[WHAT THE TASK ASKS] From the listing below, pull each line that includes "screenshot".

[INPUT RECORDS]
━━━━━━━━━━━━━━━━━━━━
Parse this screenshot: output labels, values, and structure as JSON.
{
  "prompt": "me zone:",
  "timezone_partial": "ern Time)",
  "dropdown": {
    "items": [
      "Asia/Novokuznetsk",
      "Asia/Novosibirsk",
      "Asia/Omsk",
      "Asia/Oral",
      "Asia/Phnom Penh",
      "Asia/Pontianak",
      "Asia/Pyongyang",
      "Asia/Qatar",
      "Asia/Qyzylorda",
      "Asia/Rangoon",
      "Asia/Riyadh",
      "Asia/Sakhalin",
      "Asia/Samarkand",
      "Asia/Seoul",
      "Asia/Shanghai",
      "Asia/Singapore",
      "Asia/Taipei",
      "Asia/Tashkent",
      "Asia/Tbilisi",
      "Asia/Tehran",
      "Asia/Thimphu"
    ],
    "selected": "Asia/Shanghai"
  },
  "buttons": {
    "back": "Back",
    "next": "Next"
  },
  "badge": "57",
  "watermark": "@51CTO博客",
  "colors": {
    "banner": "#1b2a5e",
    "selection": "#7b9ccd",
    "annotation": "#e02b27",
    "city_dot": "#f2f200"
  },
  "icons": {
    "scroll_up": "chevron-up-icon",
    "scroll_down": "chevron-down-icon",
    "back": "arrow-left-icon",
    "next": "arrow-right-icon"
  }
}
━━━━━━━━━━━━━━━━━━━━
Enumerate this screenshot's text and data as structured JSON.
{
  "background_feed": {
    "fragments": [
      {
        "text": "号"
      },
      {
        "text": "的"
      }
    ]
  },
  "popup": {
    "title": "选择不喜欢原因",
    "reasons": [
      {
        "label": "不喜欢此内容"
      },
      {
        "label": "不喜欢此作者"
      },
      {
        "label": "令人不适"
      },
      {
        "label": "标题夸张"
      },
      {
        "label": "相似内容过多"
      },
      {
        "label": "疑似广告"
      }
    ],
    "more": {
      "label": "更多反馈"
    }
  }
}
━━━━━━━━━━━━━━━━━━━━
[TASK OUTPUT]
Parse this screenshot: output labels, values, and structure as JSON.
Enumerate this screenshot's text and data as structured JSON.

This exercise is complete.